- [THE PROBLEM] Give only a count of the lines that include the string "model".
==== MATERIAL FOR THE TASK
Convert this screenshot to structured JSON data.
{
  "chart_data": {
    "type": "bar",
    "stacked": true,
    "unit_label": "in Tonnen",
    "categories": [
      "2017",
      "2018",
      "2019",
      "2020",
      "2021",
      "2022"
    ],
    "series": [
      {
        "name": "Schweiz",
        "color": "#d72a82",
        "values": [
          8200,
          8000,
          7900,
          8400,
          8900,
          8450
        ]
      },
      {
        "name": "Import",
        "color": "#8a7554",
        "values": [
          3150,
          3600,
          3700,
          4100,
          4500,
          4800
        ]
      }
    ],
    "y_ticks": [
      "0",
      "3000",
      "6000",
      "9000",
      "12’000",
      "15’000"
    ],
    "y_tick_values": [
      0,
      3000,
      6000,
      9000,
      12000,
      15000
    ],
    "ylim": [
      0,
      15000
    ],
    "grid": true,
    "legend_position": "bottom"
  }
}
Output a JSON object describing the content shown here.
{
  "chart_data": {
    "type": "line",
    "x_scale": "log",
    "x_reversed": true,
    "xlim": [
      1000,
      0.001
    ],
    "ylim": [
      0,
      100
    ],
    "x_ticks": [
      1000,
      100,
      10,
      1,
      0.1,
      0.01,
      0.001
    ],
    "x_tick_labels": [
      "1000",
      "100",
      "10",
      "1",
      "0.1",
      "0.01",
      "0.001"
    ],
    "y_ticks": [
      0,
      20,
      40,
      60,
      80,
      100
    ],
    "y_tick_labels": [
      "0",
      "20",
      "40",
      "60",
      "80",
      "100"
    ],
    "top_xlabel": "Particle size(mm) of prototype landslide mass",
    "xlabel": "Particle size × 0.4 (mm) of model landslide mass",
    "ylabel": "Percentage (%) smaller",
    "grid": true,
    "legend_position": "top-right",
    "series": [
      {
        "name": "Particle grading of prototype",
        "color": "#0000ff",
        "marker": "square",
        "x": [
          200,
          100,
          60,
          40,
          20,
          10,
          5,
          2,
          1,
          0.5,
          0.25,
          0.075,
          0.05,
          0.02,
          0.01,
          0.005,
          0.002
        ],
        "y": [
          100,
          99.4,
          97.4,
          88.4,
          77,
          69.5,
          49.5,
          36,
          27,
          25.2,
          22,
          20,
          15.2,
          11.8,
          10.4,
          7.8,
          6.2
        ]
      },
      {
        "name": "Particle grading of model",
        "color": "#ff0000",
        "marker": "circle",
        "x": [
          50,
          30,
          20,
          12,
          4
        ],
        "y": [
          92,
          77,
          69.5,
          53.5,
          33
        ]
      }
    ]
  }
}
========
- [OUTPUT OF THE EXERCISE] 2